▼
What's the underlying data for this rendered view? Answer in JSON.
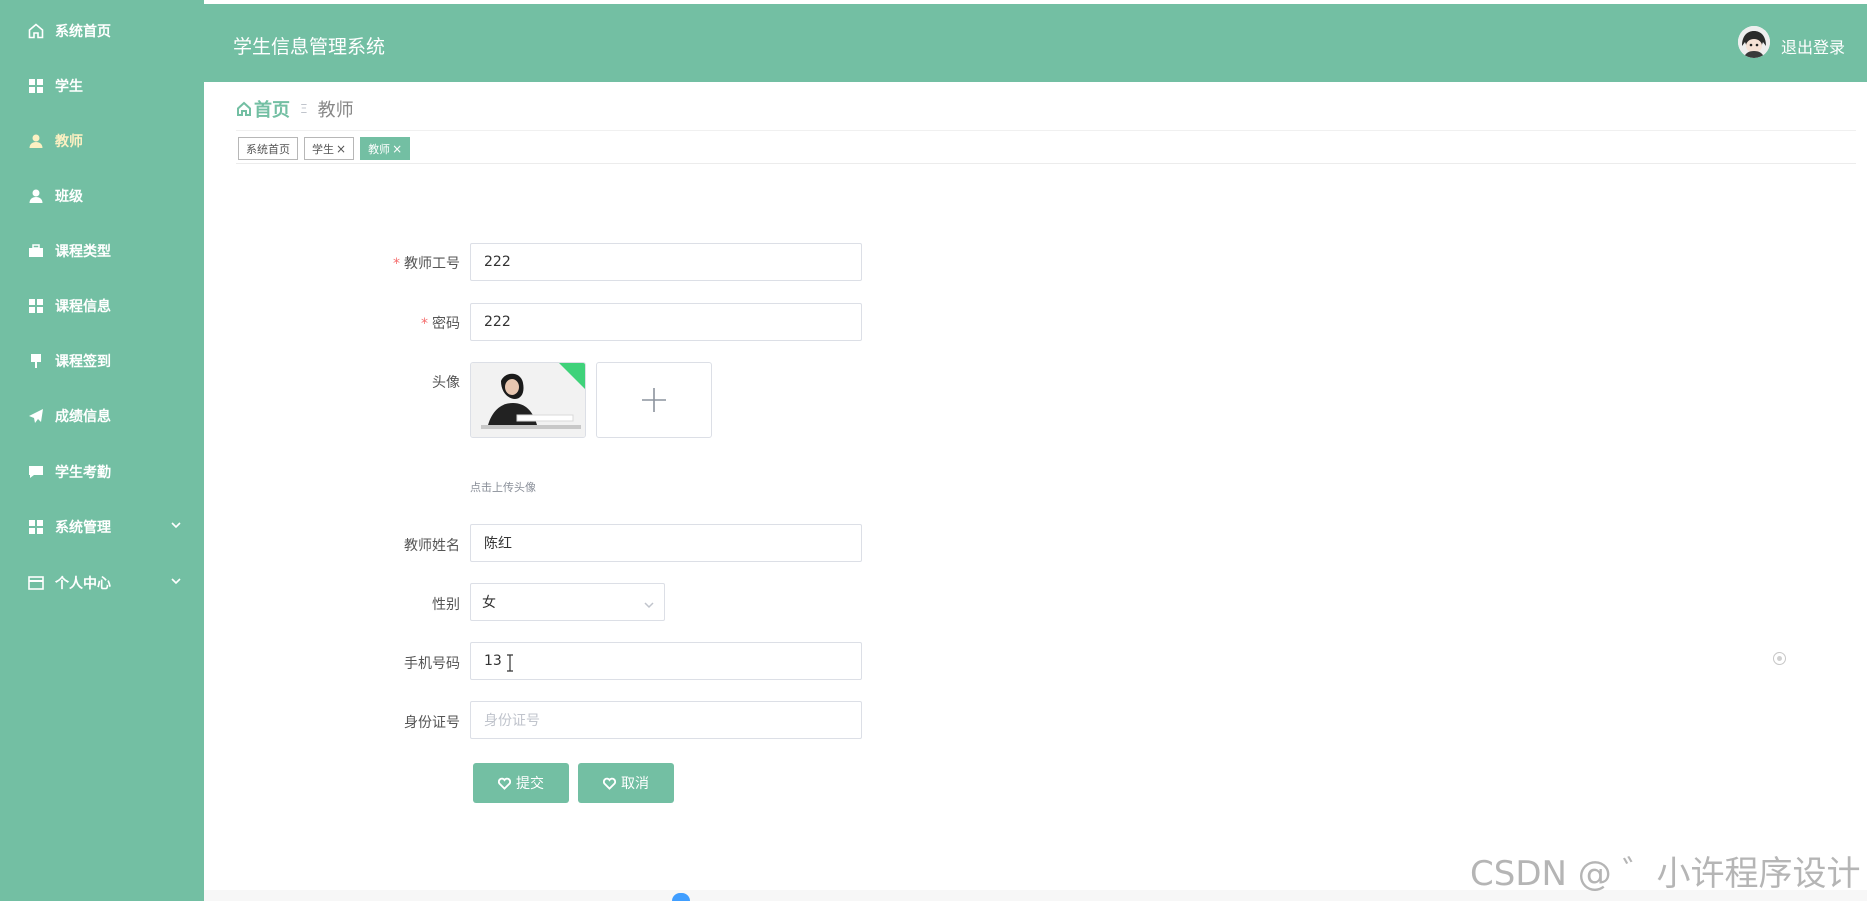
{
  "header": {
    "title": "学生信息管理系统",
    "logout_label": "退出登录"
  },
  "sidebar": {
    "items": [
      {
        "label": "系统首页",
        "icon": "home-icon"
      },
      {
        "label": "学生",
        "icon": "grid-icon"
      },
      {
        "label": "教师",
        "icon": "user-icon",
        "active": true
      },
      {
        "label": "班级",
        "icon": "user-icon"
      },
      {
        "label": "课程类型",
        "icon": "briefcase-icon"
      },
      {
        "label": "课程信息",
        "icon": "grid-icon"
      },
      {
        "label": "课程签到",
        "icon": "pin-icon"
      },
      {
        "label": "成绩信息",
        "icon": "send-icon"
      },
      {
        "label": "学生考勤",
        "icon": "comment-icon"
      },
      {
        "label": "系统管理",
        "icon": "grid-icon",
        "expandable": true
      },
      {
        "label": "个人中心",
        "icon": "card-icon",
        "expandable": true
      }
    ]
  },
  "breadcrumb": {
    "home": "首页",
    "separator": "Ξ",
    "current": "教师"
  },
  "tags": [
    {
      "label": "系统首页",
      "closable": false
    },
    {
      "label": "学生",
      "closable": true
    },
    {
      "label": "教师",
      "closable": true,
      "active": true
    }
  ],
  "form": {
    "teacher_id": {
      "label": "教师工号",
      "required": true,
      "value": "222"
    },
    "password": {
      "label": "密码",
      "required": true,
      "value": "222"
    },
    "avatar": {
      "label": "头像",
      "hint": "点击上传头像"
    },
    "name": {
      "label": "教师姓名",
      "value": "陈红"
    },
    "gender": {
      "label": "性别",
      "value": "女"
    },
    "phone": {
      "label": "手机号码",
      "value": "13"
    },
    "id_card": {
      "label": "身份证号",
      "placeholder": "身份证号"
    },
    "submit_label": "提交",
    "cancel_label": "取消"
  },
  "watermark": "CSDN @ ゛小许程序设计",
  "colors": {
    "primary": "#73bfa3",
    "active_menu": "#fdf0c2",
    "required": "#f56c6c"
  }
}
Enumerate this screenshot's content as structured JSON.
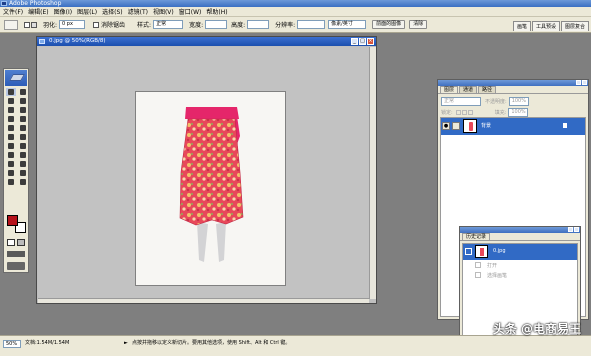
{
  "app": {
    "title": "Adobe Photoshop"
  },
  "menu": [
    "文件(F)",
    "编辑(E)",
    "图像(I)",
    "图层(L)",
    "选择(S)",
    "滤镜(T)",
    "视图(V)",
    "窗口(W)",
    "帮助(H)"
  ],
  "options": {
    "feather_label": "羽化:",
    "feather_value": "0 px",
    "antialias_label": "消除锯齿",
    "style_label": "样式:",
    "style_value": "正常",
    "width_label": "宽度:",
    "height_label": "高度:",
    "resolution_label": "分辨率:",
    "unit_value": "像素/英寸",
    "front_image_button": "前面的图像",
    "clear_button": "清除"
  },
  "palette_well": [
    "画笔",
    "工具预设",
    "图层复合"
  ],
  "document": {
    "title": "0.jpg @ 50%(RGB/8)",
    "image_label": "red-floral-skirt-photo"
  },
  "layers_panel": {
    "tabs": [
      "图层",
      "通道",
      "路径"
    ],
    "blend_mode": "正常",
    "opacity_label": "不透明度:",
    "opacity_value": "100%",
    "lock_label": "锁定:",
    "fill_label": "填充:",
    "fill_value": "100%",
    "layer_name": "背景",
    "accent": "#316ac5"
  },
  "history_panel": {
    "tabs": [
      "历史记录"
    ],
    "snapshot_name": "0.jpg",
    "states": [
      "打开",
      "选择画笔"
    ]
  },
  "status": {
    "zoom": "50%",
    "doc_info": "文档:1.54M/1.54M",
    "hint": "点按并拖移以定义新切片。要用其他选项，使用 Shift、Alt 和 Ctrl 键。"
  },
  "watermark": "头条 @电商易王",
  "colors": {
    "foreground": "#b5121b",
    "background": "#ffffff",
    "skirt": "#e8485a",
    "sash": "#e5266a"
  }
}
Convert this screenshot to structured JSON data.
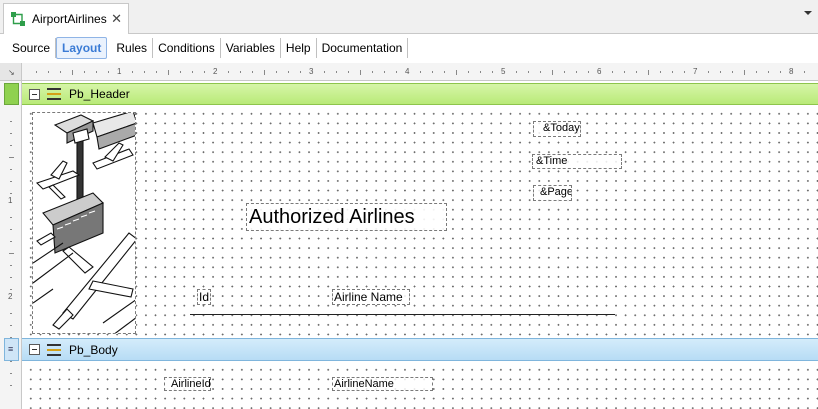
{
  "window": {
    "tab_label": "AirportAirlines",
    "tab_icon": "object-icon",
    "close_glyph": "✕"
  },
  "subtabs": [
    {
      "label": "Source",
      "active": false
    },
    {
      "label": "Layout",
      "active": true
    },
    {
      "label": "Rules",
      "active": false
    },
    {
      "label": "Conditions",
      "active": false
    },
    {
      "label": "Variables",
      "active": false
    },
    {
      "label": "Help",
      "active": false
    },
    {
      "label": "Documentation",
      "active": false
    }
  ],
  "ruler": {
    "horizontal_numbers": [
      "1",
      "2",
      "3",
      "4",
      "5",
      "6",
      "7",
      "8"
    ],
    "vertical_numbers": [
      "1",
      "2"
    ]
  },
  "bands": {
    "header": {
      "label": "Pb_Header",
      "color": "#b9ea78"
    },
    "body": {
      "label": "Pb_Body",
      "color": "#b7dcf5"
    }
  },
  "header_controls": {
    "today": "&Today",
    "time": "&Time",
    "page": "&Page",
    "title": "Authorized Airlines",
    "col_id": "Id",
    "col_name": "Airline Name"
  },
  "body_controls": {
    "airline_id": "AirlineId",
    "airline_name": "AirlineName"
  },
  "colors": {
    "active_tab": "#3a7bd5",
    "header_band": "#b9ea78",
    "body_band": "#b7dcf5"
  }
}
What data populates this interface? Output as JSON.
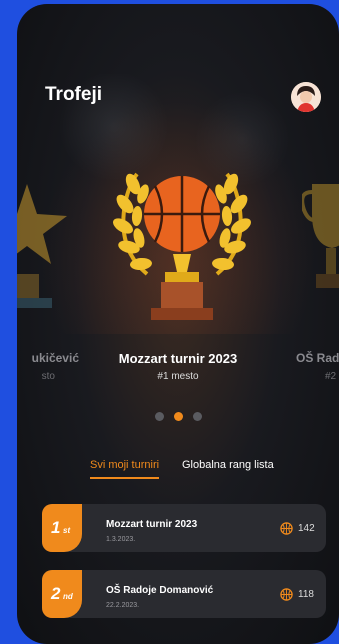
{
  "header": {
    "title": "Trofeji",
    "avatar_icon": "user-avatar-icon"
  },
  "carousel": {
    "left": {
      "title": "ukičević",
      "subtitle": "sto"
    },
    "center": {
      "title": "Mozzart turnir 2023",
      "subtitle": "#1 mesto"
    },
    "right": {
      "title": "OŠ Radoj",
      "subtitle": "#2"
    },
    "active_index": 1,
    "dot_count": 3
  },
  "tabs": {
    "my_tournaments": "Svi moji turniri",
    "global_ranking": "Globalna rang lista"
  },
  "list": [
    {
      "rank": "1",
      "suffix": "st",
      "name": "Mozzart turnir 2023",
      "date": "1.3.2023.",
      "points": "142"
    },
    {
      "rank": "2",
      "suffix": "nd",
      "name": "OŠ Radoje Domanović",
      "date": "22.2.2023.",
      "points": "118"
    }
  ],
  "colors": {
    "background": "#1f4fe0",
    "accent": "#f08a1c",
    "card": "#2a2b30"
  }
}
▲
Identify the lines that hold the word "avatar". Copy every one of them.

## SOLUTION TO THIS EXERCISE
    "avatar": {
    "avatar_icon": "user-avatar-icon"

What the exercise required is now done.